Task set →
A) Please write out the passage from the Beast Wars character list below, starting at "Using this table" and ending at "yet been added.", with no changes.
B) Continue the Beast Wars character list from the point where it stops.

Excerpted passage →

%%

This is a sortable list of characters and toys in the Beast Wars franchise, which is part of the larger Transformers franchise from Hasbro. This includes characters appearing in an animated series, comics or video games. This does not include characters only appearing in collector's club or convention-related comics (from 3H or Fun Publications), or toy-only characters. Appearances within the Beast Wars Sourcebook are not counted as appearances within IDW fiction for purposes of this table, as the Beast Wars Sourcebook was an attempt to include all characters from all Beast Wars fiction.

Using this table
Headings in this table are abbreviated to make the list more manageable. Meanings for the abbreviations are listed in the below key. Any entry that requires a more specific explanation has a footnote attached, the full text of which can be found in the notes section. Listings under "Toys" either link to the toy section of a character's article, or contain a list of related toys. By default, these lists are hidden, and can be displayed by clicking the link that says [show]. Entries with ? are placeholders for information that has not yet been added.

List

Beast Wars and Beast Machines characters
A list of characters who appeared in both the Beast Wars and Beast Machines show.

%%

Supplied entries →
%%

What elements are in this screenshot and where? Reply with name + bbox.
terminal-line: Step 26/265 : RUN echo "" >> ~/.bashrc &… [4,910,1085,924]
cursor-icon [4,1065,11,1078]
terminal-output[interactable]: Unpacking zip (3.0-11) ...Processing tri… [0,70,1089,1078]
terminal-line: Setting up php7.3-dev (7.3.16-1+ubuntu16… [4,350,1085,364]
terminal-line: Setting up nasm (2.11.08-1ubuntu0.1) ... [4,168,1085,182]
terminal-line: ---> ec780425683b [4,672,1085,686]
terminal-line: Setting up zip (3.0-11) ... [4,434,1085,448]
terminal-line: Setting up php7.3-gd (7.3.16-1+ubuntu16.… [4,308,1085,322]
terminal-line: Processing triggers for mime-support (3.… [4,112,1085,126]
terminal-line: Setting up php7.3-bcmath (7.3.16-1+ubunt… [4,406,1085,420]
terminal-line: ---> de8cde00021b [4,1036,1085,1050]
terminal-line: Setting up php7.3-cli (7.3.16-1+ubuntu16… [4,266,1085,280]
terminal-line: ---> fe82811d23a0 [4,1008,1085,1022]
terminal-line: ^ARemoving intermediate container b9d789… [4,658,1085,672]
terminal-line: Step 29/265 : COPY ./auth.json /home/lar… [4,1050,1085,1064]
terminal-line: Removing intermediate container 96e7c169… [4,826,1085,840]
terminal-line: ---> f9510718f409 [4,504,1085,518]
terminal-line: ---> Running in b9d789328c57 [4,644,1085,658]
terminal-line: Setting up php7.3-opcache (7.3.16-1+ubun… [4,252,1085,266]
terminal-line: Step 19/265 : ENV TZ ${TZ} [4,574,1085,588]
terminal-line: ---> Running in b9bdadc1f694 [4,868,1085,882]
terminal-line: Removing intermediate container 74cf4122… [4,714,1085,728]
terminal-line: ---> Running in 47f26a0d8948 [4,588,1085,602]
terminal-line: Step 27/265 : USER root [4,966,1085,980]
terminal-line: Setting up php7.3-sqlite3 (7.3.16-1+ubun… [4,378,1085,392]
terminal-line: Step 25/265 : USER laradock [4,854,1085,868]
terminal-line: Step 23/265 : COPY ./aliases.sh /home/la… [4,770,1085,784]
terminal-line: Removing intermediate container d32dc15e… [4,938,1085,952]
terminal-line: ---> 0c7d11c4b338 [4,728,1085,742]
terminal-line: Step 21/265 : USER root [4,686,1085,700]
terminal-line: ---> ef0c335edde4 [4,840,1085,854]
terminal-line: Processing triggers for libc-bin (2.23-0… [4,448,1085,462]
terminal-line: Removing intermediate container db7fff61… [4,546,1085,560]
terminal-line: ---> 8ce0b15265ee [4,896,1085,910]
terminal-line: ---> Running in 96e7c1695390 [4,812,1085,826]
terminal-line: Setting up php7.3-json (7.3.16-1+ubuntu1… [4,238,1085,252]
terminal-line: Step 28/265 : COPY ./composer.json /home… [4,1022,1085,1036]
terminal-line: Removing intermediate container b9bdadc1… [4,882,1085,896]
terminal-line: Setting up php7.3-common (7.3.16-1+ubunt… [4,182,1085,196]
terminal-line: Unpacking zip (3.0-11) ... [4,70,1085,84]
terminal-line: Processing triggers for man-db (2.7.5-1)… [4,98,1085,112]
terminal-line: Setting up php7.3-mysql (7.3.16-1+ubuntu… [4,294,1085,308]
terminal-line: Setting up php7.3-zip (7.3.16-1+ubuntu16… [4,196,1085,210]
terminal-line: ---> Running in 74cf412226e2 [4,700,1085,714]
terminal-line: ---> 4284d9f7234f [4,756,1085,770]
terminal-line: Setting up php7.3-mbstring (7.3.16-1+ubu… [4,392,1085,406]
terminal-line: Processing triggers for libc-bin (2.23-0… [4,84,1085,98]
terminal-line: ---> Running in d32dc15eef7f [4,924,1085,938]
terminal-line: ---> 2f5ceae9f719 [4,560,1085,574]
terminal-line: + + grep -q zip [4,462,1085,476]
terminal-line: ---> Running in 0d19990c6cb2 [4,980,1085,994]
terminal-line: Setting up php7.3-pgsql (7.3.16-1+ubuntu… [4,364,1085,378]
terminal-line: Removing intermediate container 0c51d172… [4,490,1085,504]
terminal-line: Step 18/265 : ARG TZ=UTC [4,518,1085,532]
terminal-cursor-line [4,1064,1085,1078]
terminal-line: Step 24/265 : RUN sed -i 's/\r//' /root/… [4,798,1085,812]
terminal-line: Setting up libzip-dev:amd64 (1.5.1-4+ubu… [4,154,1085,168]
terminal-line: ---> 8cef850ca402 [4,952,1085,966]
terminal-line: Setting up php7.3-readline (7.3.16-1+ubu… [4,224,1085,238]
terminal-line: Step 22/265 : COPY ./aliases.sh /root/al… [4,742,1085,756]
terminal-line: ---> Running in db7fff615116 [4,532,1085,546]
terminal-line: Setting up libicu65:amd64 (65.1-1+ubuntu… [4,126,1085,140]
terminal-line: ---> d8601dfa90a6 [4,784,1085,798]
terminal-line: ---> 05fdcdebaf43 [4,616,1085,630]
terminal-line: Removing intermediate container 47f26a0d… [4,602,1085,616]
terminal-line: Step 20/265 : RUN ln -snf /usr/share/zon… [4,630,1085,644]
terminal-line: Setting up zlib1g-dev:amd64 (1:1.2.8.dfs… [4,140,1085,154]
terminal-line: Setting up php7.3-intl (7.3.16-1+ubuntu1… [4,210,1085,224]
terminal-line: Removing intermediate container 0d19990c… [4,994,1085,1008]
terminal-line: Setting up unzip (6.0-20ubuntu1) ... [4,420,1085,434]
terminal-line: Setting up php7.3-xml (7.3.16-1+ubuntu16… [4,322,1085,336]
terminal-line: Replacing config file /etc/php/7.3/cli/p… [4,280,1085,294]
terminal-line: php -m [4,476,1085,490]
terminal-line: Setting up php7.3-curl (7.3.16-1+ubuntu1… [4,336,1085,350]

%%

Task responses →
A)
Using this table
Headings in this table are abbreviated to make the list more manageable. Meanings for the abbreviations are listed in the below key. Any entry that requires a more specific explanation has a footnote attached, the full text of which can be found in the notes section. Listings under "Toys" either link to the toy section of a character's article, or contain a list of related toys. By default, these lists are hidden, and can be displayed by clicking the link that says [show]. Entries with ? are placeholders for information that has not yet been added.

B)
Introduced in Beast Wars

Maximals

Optimus Primal (Garry Chalk) is the commander of the Axalon crew and the main character of both Beast Wars and Beast Machines. Optimus starts off the series as a charismatic and competent but young and inexperienced leader. As the series goes on, he proves to be highly competent with a strict form of honor, though he is somewhat irreverent and is perfectly willing to bend the law. A running gag throughout the series is his penchant for stuffy and long speeches, something that Rattrap and even Megatron mock him for. In “Other Voices”, he goes on a risky mission to destroy the Vok Planet Buster. He succeeds, only to be killed thanks to a booby trap rigged by Megatron. However, in "The Coming of the Fuzors", Rhinox implants his spark in a blank protoform, reviving him in a Transmetal body. 

After Megatron fatally wounded Optimus Prime, threatening to erase the Maximals from existence, Optimus Primal takes his namesake’s spark into his body, transforming him into the highly powerful Optimal Optimus. During the finale, he attacks the Nemesis after it fires on and kills Tigerhawk, before boarding it and battling Megatron. He defeats Megatron, and he and the Maximals tie him to an Autobots shuttle. Before they depart the planet, Optimus memorializes his dead friends and declares the Beast Wars over. In Beast Machines, Optimus becomes a more spiritual character, seeing visions from and communicating with the Oracle. He slowly becomes fanatical, becoming convinced that he must make Cybertron completely organic, resulting in him and Cheetor coming into conflict multiple times.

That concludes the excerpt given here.